Please quote every line word for word.

(Collected data entries)
※

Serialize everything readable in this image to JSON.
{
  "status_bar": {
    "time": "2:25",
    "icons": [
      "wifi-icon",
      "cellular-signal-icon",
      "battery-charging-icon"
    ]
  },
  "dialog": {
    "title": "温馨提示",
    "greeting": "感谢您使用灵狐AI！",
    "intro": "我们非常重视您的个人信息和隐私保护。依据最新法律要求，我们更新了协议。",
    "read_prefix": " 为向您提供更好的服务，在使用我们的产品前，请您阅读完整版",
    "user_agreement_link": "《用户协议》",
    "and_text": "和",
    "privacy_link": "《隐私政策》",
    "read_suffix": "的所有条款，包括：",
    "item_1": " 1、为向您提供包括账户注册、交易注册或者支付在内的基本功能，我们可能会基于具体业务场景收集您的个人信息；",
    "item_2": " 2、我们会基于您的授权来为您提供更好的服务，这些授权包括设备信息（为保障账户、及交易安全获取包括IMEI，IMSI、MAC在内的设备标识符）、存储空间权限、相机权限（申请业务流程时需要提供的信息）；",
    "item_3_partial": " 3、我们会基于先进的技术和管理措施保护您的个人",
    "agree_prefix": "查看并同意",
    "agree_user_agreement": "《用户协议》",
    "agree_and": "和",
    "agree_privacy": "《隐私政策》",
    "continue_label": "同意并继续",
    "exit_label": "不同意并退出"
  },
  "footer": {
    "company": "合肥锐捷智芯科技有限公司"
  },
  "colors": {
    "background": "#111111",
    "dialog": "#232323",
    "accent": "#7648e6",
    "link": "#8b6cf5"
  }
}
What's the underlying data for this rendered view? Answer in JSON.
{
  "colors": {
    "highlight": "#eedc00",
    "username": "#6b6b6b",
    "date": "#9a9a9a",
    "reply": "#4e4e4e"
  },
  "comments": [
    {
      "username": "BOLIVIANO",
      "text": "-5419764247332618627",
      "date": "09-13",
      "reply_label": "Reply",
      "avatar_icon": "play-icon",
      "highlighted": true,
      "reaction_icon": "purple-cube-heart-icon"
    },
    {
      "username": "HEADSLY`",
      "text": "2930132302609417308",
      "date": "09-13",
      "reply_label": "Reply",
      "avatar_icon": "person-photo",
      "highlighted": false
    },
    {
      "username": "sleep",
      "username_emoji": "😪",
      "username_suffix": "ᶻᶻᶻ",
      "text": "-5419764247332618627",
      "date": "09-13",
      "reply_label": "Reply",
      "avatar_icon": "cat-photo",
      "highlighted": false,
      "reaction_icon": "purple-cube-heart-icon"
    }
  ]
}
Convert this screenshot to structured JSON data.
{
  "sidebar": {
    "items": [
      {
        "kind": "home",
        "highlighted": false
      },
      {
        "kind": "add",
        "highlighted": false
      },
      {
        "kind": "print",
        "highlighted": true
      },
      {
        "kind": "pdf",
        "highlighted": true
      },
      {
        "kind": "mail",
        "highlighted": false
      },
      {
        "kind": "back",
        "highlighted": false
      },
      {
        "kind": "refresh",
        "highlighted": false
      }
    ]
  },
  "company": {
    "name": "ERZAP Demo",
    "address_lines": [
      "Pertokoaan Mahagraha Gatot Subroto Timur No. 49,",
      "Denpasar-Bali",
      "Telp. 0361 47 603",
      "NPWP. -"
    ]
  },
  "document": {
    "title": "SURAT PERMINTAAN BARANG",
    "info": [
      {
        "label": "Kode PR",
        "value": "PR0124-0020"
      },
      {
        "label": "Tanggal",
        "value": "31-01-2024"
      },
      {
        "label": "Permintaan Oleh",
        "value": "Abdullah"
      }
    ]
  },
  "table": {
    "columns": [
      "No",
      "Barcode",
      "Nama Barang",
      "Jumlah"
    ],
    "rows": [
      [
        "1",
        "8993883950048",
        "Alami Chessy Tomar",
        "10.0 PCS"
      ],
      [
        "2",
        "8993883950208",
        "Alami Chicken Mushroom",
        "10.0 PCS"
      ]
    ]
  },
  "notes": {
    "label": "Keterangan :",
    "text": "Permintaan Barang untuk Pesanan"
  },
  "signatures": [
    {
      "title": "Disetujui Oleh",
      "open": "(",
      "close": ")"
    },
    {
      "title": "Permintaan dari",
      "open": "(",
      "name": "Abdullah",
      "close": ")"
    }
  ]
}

※

■ Result for this task ■
Serialize everything readable in this image to JSON.
{
  "status_bar": {
    "time": "2:25",
    "icons": [
      "wifi-icon",
      "cellular-signal-icon",
      "battery-charging-icon"
    ]
  },
  "dialog": {
    "title": "温馨提示",
    "greeting": "感谢您使用灵狐AI！",
    "intro": "我们非常重视您的个人信息和隐私保护。依据最新法律要求，我们更新了协议。",
    "read_prefix": " 为向您提供更好的服务，在使用我们的产品前，请您阅读完整版",
    "user_agreement_link": "《用户协议》",
    "and_text": "和",
    "privacy_link": "《隐私政策》",
    "read_suffix": "的所有条款，包括：",
    "item_1": " 1、为向您提供包括账户注册、交易注册或者支付在内的基本功能，我们可能会基于具体业务场景收集您的个人信息；",
    "item_2": " 2、我们会基于您的授权来为您提供更好的服务，这些授权包括设备信息（为保障账户、及交易安全获取包括IMEI，IMSI、MAC在内的设备标识符）、存储空间权限、相机权限（申请业务流程时需要提供的信息）；",
    "item_3_partial": " 3、我们会基于先进的技术和管理措施保护您的个人",
    "agree_prefix": "查看并同意",
    "agree_user_agreement": "《用户协议》",
    "agree_and": "和",
    "agree_privacy": "《隐私政策》",
    "continue_label": "同意并继续",
    "exit_label": "不同意并退出"
  },
  "footer": {
    "company": "合肥锐捷智芯科技有限公司"
  },
  "colors": {
    "background": "#111111",
    "dialog": "#232323",
    "accent": "#7648e6",
    "link": "#8b6cf5"
  }
}
What's the underlying data for this rendered view? Answer in JSON.
{
  "colors": {
    "highlight": "#eedc00",
    "username": "#6b6b6b",
    "date": "#9a9a9a",
    "reply": "#4e4e4e"
  },
  "comments": [
    {
      "username": "BOLIVIANO",
      "text": "-5419764247332618627",
      "date": "09-13",
      "reply_label": "Reply",
      "avatar_icon": "play-icon",
      "highlighted": true,
      "reaction_icon": "purple-cube-heart-icon"
    },
    {
      "username": "HEADSLY`",
      "text": "2930132302609417308",
      "date": "09-13",
      "reply_label": "Reply",
      "avatar_icon": "person-photo",
      "highlighted": false
    },
    {
      "username": "sleep",
      "username_emoji": "😪",
      "username_suffix": "ᶻᶻᶻ",
      "text": "-5419764247332618627",
      "date": "09-13",
      "reply_label": "Reply",
      "avatar_icon": "cat-photo",
      "highlighted": false,
      "reaction_icon": "purple-cube-heart-icon"
    }
  ]
}
Convert this screenshot to structured JSON data.
{
  "sidebar": {
    "items": [
      {
        "kind": "home",
        "highlighted": false
      },
      {
        "kind": "add",
        "highlighted": false
      },
      {
        "kind": "print",
        "highlighted": true
      },
      {
        "kind": "pdf",
        "highlighted": true
      },
      {
        "kind": "mail",
        "highlighted": false
      },
      {
        "kind": "back",
        "highlighted": false
      },
      {
        "kind": "refresh",
        "highlighted": false
      }
    ]
  },
  "company": {
    "name": "ERZAP Demo",
    "address_lines": [
      "Pertokoaan Mahagraha Gatot Subroto Timur No. 49,",
      "Denpasar-Bali",
      "Telp. 0361 47 603",
      "NPWP. -"
    ]
  },
  "document": {
    "title": "SURAT PERMINTAAN BARANG",
    "info": [
      {
        "label": "Kode PR",
        "value": "PR0124-0020"
      },
      {
        "label": "Tanggal",
        "value": "31-01-2024"
      },
      {
        "label": "Permintaan Oleh",
        "value": "Abdullah"
      }
    ]
  },
  "table": {
    "columns": [
      "No",
      "Barcode",
      "Nama Barang",
      "Jumlah"
    ],
    "rows": [
      [
        "1",
        "8993883950048",
        "Alami Chessy Tomar",
        "10.0 PCS"
      ],
      [
        "2",
        "8993883950208",
        "Alami Chicken Mushroom",
        "10.0 PCS"
      ]
    ]
  },
  "notes": {
    "label": "Keterangan :",
    "text": "Permintaan Barang untuk Pesanan"
  },
  "signatures": [
    {
      "title": "Disetujui Oleh",
      "open": "(",
      "close": ")"
    },
    {
      "title": "Permintaan dari",
      "open": "(",
      "name": "Abdullah",
      "close": ")"
    }
  ]
}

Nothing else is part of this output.